** Given information **

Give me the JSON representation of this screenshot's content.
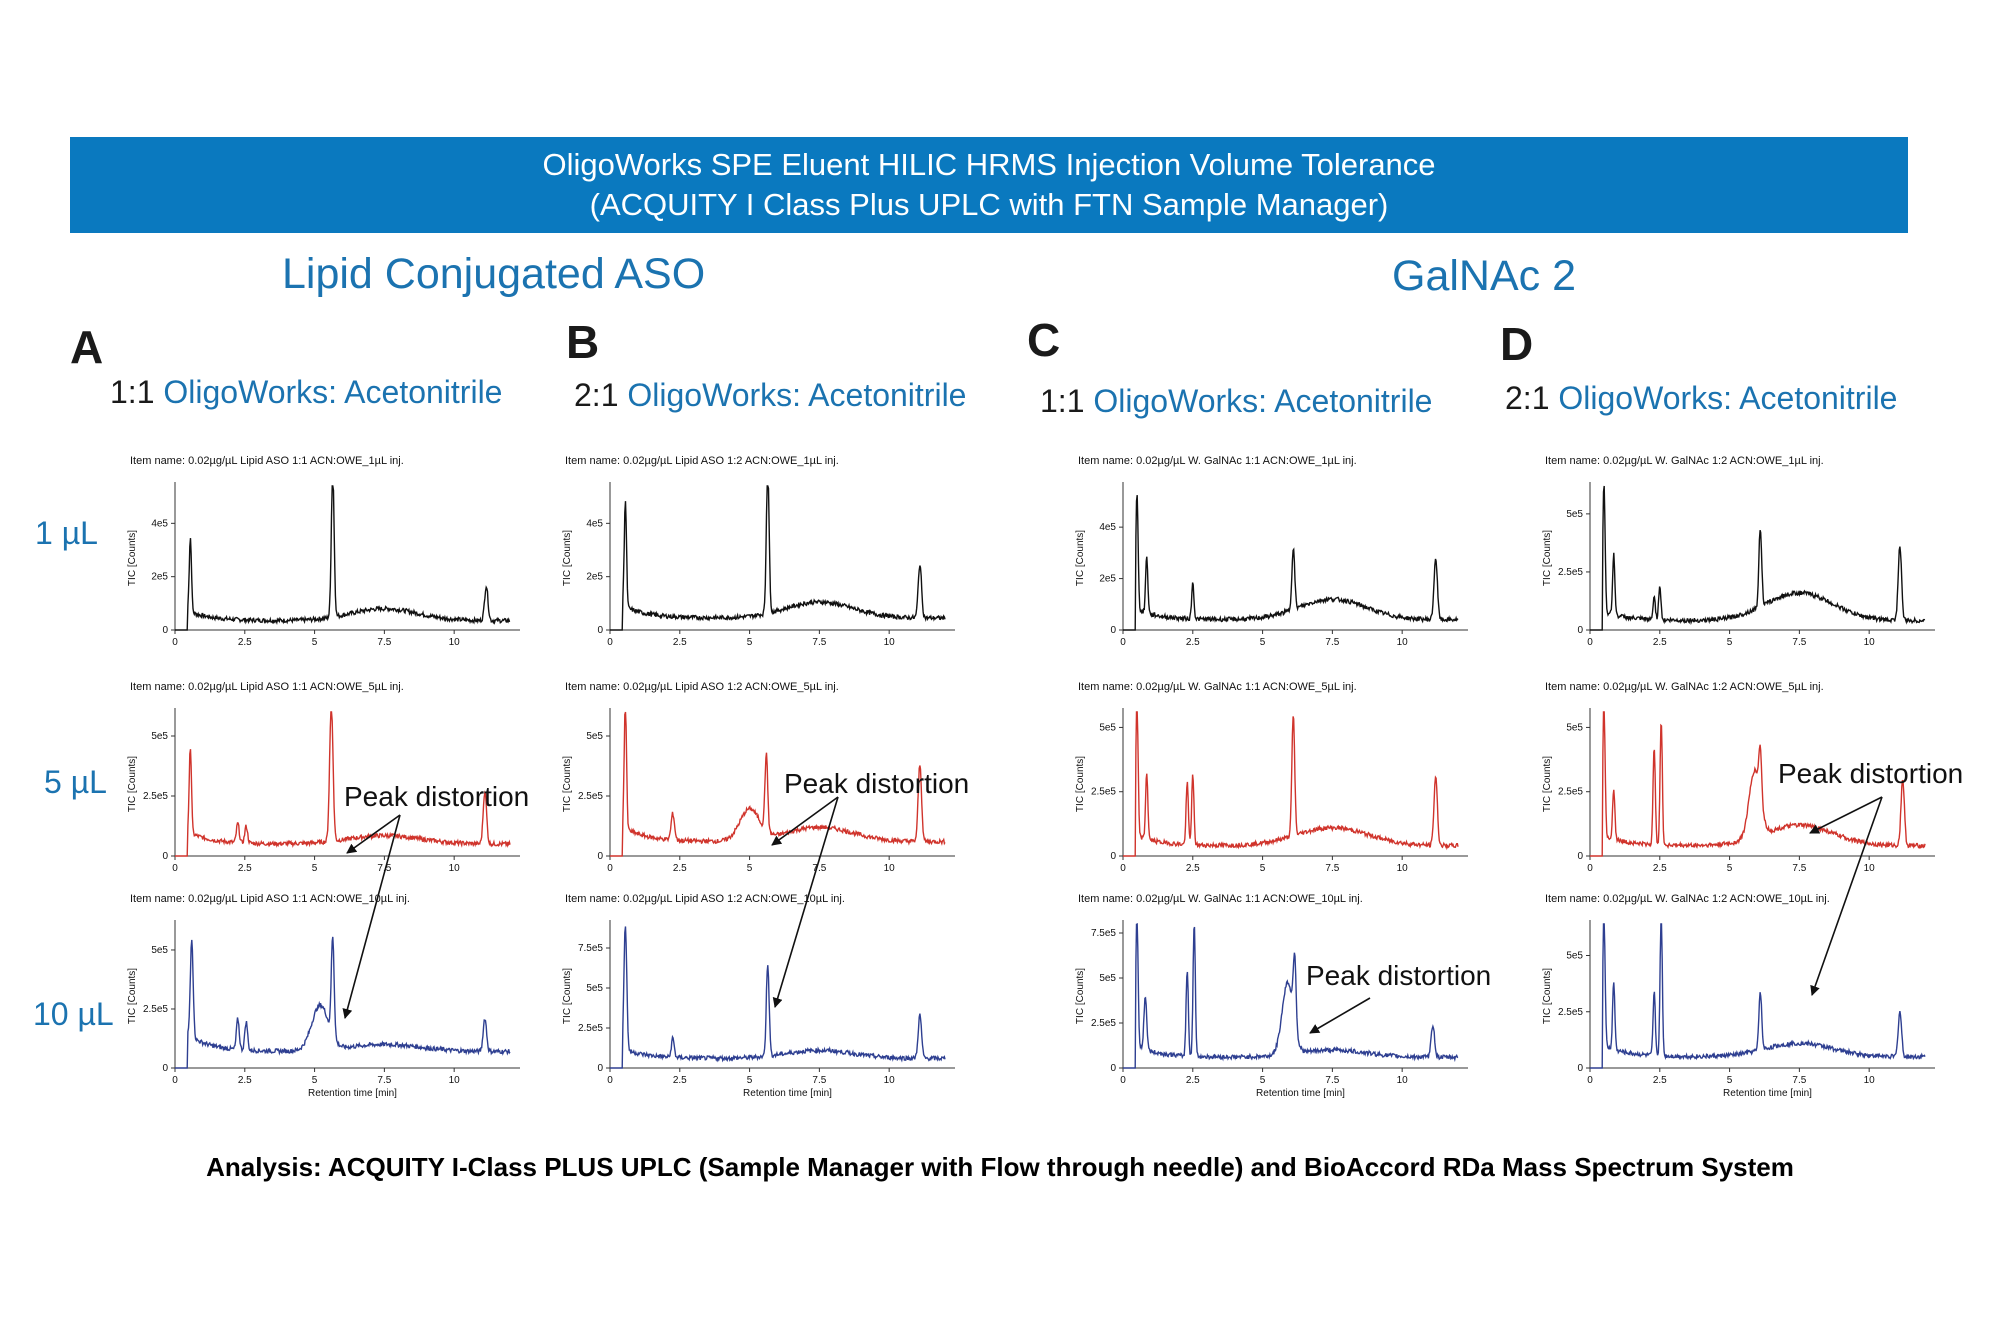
{
  "banner": {
    "line1": "OligoWorks SPE Eluent HILIC HRMS Injection Volume Tolerance",
    "line2": "(ACQUITY I Class Plus UPLC with FTN Sample Manager)"
  },
  "groups": [
    {
      "title": "Lipid Conjugated ASO"
    },
    {
      "title": "GalNAc 2"
    }
  ],
  "panels": [
    {
      "letter": "A",
      "ratio": "1:1",
      "ratio_label": "OligoWorks: Acetonitrile"
    },
    {
      "letter": "B",
      "ratio": "2:1",
      "ratio_label": "OligoWorks: Acetonitrile"
    },
    {
      "letter": "C",
      "ratio": "1:1",
      "ratio_label": "OligoWorks: Acetonitrile"
    },
    {
      "letter": "D",
      "ratio": "2:1",
      "ratio_label": "OligoWorks: Acetonitrile"
    }
  ],
  "volumes": [
    "1 µL",
    "5 µL",
    "10 µL"
  ],
  "annotation_label": "Peak distortion",
  "footer": "Analysis: ACQUITY I-Class PLUS UPLC (Sample Manager with Flow through needle) and BioAccord RDa Mass Spectrum System",
  "colors": {
    "banner": "#0a79bf",
    "accent": "#1b73b0",
    "trace_1uL": "#111111",
    "trace_5uL": "#d0342c",
    "trace_10uL": "#2e3f91"
  },
  "chart_data": {
    "type": "line",
    "xlabel": "Retention time [min]",
    "ylabel": "TIC [Counts]",
    "xlim": [
      0,
      12
    ],
    "xticks": [
      "0",
      "2.5",
      "5",
      "7.5",
      "10"
    ],
    "charts": [
      {
        "panel": "A",
        "volume": "1 µL",
        "item_name": "Item name: 0.02µg/µL Lipid ASO 1:1 ACN:OWE_1µL inj.",
        "ylim": [
          0,
          540000
        ],
        "yticks": [
          "0",
          "2e5",
          "4e5"
        ],
        "ytick_values": [
          0,
          200000,
          400000
        ],
        "peaks": [
          [
            0.55,
            280000,
            0.04
          ],
          [
            5.65,
            550000,
            0.05
          ],
          [
            7.5,
            45000,
            1.2
          ],
          [
            11.15,
            130000,
            0.06
          ]
        ],
        "baseline": 35000,
        "features": []
      },
      {
        "panel": "A",
        "volume": "5 µL",
        "item_name": "Item name: 0.02µg/µL Lipid ASO 1:1 ACN:OWE_5µL inj.",
        "ylim": [
          0,
          600000
        ],
        "yticks": [
          "0",
          "2.5e5",
          "5e5"
        ],
        "ytick_values": [
          0,
          250000,
          500000
        ],
        "peaks": [
          [
            0.55,
            360000,
            0.04
          ],
          [
            2.25,
            80000,
            0.05
          ],
          [
            2.55,
            70000,
            0.05
          ],
          [
            5.6,
            580000,
            0.06
          ],
          [
            7.5,
            35000,
            1.3
          ],
          [
            11.1,
            220000,
            0.06
          ]
        ],
        "baseline": 50000,
        "features": [
          "Peak distortion"
        ]
      },
      {
        "panel": "A",
        "volume": "10 µL",
        "item_name": "Item name: 0.02µg/µL Lipid ASO 1:1 ACN:OWE_10µL inj.",
        "ylim": [
          0,
          610000
        ],
        "yticks": [
          "0",
          "2.5e5",
          "5e5"
        ],
        "ytick_values": [
          0,
          250000,
          500000
        ],
        "peaks": [
          [
            0.6,
            420000,
            0.05
          ],
          [
            2.25,
            130000,
            0.05
          ],
          [
            2.55,
            120000,
            0.05
          ],
          [
            5.2,
            190000,
            0.3
          ],
          [
            5.65,
            420000,
            0.05
          ],
          [
            7.5,
            30000,
            1.3
          ],
          [
            11.1,
            140000,
            0.06
          ]
        ],
        "baseline": 70000,
        "features": [
          "Peak distortion"
        ]
      },
      {
        "panel": "B",
        "volume": "1 µL",
        "item_name": "Item name: 0.02µg/µL Lipid ASO 1:2 ACN:OWE_1µL inj.",
        "ylim": [
          0,
          540000
        ],
        "yticks": [
          "0",
          "2e5",
          "4e5"
        ],
        "ytick_values": [
          0,
          200000,
          400000
        ],
        "peaks": [
          [
            0.55,
            400000,
            0.04
          ],
          [
            5.65,
            540000,
            0.05
          ],
          [
            7.5,
            60000,
            1.2
          ],
          [
            11.1,
            200000,
            0.06
          ]
        ],
        "baseline": 45000,
        "features": []
      },
      {
        "panel": "B",
        "volume": "5 µL",
        "item_name": "Item name: 0.02µg/µL Lipid ASO 1:2 ACN:OWE_5µL inj.",
        "ylim": [
          0,
          600000
        ],
        "yticks": [
          "0",
          "2.5e5",
          "5e5"
        ],
        "ytick_values": [
          0,
          250000,
          500000
        ],
        "peaks": [
          [
            0.55,
            540000,
            0.04
          ],
          [
            2.25,
            110000,
            0.06
          ],
          [
            5.0,
            130000,
            0.35
          ],
          [
            5.6,
            320000,
            0.05
          ],
          [
            7.5,
            60000,
            1.2
          ],
          [
            11.1,
            320000,
            0.06
          ]
        ],
        "baseline": 60000,
        "features": [
          "Peak distortion"
        ]
      },
      {
        "panel": "B",
        "volume": "10 µL",
        "item_name": "Item name: 0.02µg/µL Lipid ASO 1:2 ACN:OWE_10µL inj.",
        "ylim": [
          0,
          900000
        ],
        "yticks": [
          "0",
          "2.5e5",
          "5e5",
          "7.5e5"
        ],
        "ytick_values": [
          0,
          250000,
          500000,
          750000
        ],
        "peaks": [
          [
            0.55,
            780000,
            0.05
          ],
          [
            2.25,
            120000,
            0.05
          ],
          [
            5.65,
            580000,
            0.05
          ],
          [
            7.5,
            50000,
            1.2
          ],
          [
            11.1,
            270000,
            0.06
          ]
        ],
        "baseline": 60000,
        "features": [
          "Peak distortion"
        ]
      },
      {
        "panel": "C",
        "volume": "1 µL",
        "item_name": "Item name: 0.02µg/µL W. GalNAc 1:1 ACN:OWE_1µL inj.",
        "ylim": [
          0,
          560000
        ],
        "yticks": [
          "0",
          "2e5",
          "4e5"
        ],
        "ytick_values": [
          0,
          200000,
          400000
        ],
        "peaks": [
          [
            0.5,
            460000,
            0.04
          ],
          [
            0.85,
            220000,
            0.04
          ],
          [
            2.5,
            140000,
            0.04
          ],
          [
            6.1,
            240000,
            0.05
          ],
          [
            7.5,
            80000,
            1.2
          ],
          [
            11.2,
            240000,
            0.06
          ]
        ],
        "baseline": 40000,
        "features": []
      },
      {
        "panel": "C",
        "volume": "5 µL",
        "item_name": "Item name: 0.02µg/µL W. GalNAc 1:1 ACN:OWE_5µL inj.",
        "ylim": [
          0,
          560000
        ],
        "yticks": [
          "0",
          "2.5e5",
          "5e5"
        ],
        "ytick_values": [
          0,
          250000,
          500000
        ],
        "peaks": [
          [
            0.5,
            520000,
            0.04
          ],
          [
            0.85,
            260000,
            0.04
          ],
          [
            2.3,
            240000,
            0.04
          ],
          [
            2.5,
            270000,
            0.04
          ],
          [
            6.1,
            470000,
            0.05
          ],
          [
            7.5,
            70000,
            1.3
          ],
          [
            11.2,
            270000,
            0.06
          ]
        ],
        "baseline": 40000,
        "features": []
      },
      {
        "panel": "C",
        "volume": "10 µL",
        "item_name": "Item name: 0.02µg/µL W. GalNAc 1:1 ACN:OWE_10µL inj.",
        "ylim": [
          0,
          800000
        ],
        "yticks": [
          "0",
          "2.5e5",
          "5e5",
          "7.5e5"
        ],
        "ytick_values": [
          0,
          250000,
          500000,
          750000
        ],
        "peaks": [
          [
            0.5,
            740000,
            0.04
          ],
          [
            0.8,
            300000,
            0.05
          ],
          [
            2.3,
            480000,
            0.04
          ],
          [
            2.55,
            740000,
            0.04
          ],
          [
            5.9,
            400000,
            0.2
          ],
          [
            6.15,
            380000,
            0.05
          ],
          [
            7.5,
            40000,
            1.2
          ],
          [
            11.1,
            180000,
            0.06
          ]
        ],
        "baseline": 60000,
        "features": [
          "Peak distortion"
        ]
      },
      {
        "panel": "D",
        "volume": "1 µL",
        "item_name": "Item name: 0.02µg/µL W. GalNAc 1:2 ACN:OWE_1µL inj.",
        "ylim": [
          0,
          620000
        ],
        "yticks": [
          "0",
          "2.5e5",
          "5e5"
        ],
        "ytick_values": [
          0,
          250000,
          500000
        ],
        "peaks": [
          [
            0.5,
            560000,
            0.04
          ],
          [
            0.85,
            260000,
            0.04
          ],
          [
            2.3,
            100000,
            0.04
          ],
          [
            2.5,
            150000,
            0.04
          ],
          [
            6.1,
            340000,
            0.05
          ],
          [
            7.5,
            120000,
            1.2
          ],
          [
            11.1,
            320000,
            0.06
          ]
        ],
        "baseline": 40000,
        "features": []
      },
      {
        "panel": "D",
        "volume": "5 µL",
        "item_name": "Item name: 0.02µg/µL W. GalNAc 1:2 ACN:OWE_5µL inj.",
        "ylim": [
          0,
          560000
        ],
        "yticks": [
          "0",
          "2.5e5",
          "5e5"
        ],
        "ytick_values": [
          0,
          250000,
          500000
        ],
        "peaks": [
          [
            0.5,
            520000,
            0.04
          ],
          [
            0.85,
            200000,
            0.04
          ],
          [
            2.3,
            380000,
            0.04
          ],
          [
            2.55,
            480000,
            0.04
          ],
          [
            5.9,
            260000,
            0.2
          ],
          [
            6.1,
            190000,
            0.05
          ],
          [
            7.5,
            80000,
            1.2
          ],
          [
            11.2,
            260000,
            0.06
          ]
        ],
        "baseline": 40000,
        "features": [
          "Peak distortion"
        ]
      },
      {
        "panel": "D",
        "volume": "10 µL",
        "item_name": "Item name: 0.02µg/µL W. GalNAc 1:2 ACN:OWE_10µL inj.",
        "ylim": [
          0,
          640000
        ],
        "yticks": [
          "0",
          "2.5e5",
          "5e5"
        ],
        "ytick_values": [
          0,
          250000,
          500000
        ],
        "peaks": [
          [
            0.5,
            600000,
            0.04
          ],
          [
            0.85,
            300000,
            0.04
          ],
          [
            2.3,
            280000,
            0.04
          ],
          [
            2.55,
            620000,
            0.04
          ],
          [
            6.1,
            260000,
            0.05
          ],
          [
            7.5,
            60000,
            1.2
          ],
          [
            11.1,
            200000,
            0.06
          ]
        ],
        "baseline": 50000,
        "features": [
          "Peak distortion"
        ]
      }
    ]
  }
}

** Given task **
Using the entries above, return each line that includes the word "Manager".

** Solution for this exercise **
    "line2": "(ACQUITY I Class Plus UPLC with FTN Sample Manager)"
  "footer": "Analysis: ACQUITY I-Class PLUS UPLC (Sample Manager with Flow through needle) and BioAccord RDa Mass Spectrum System",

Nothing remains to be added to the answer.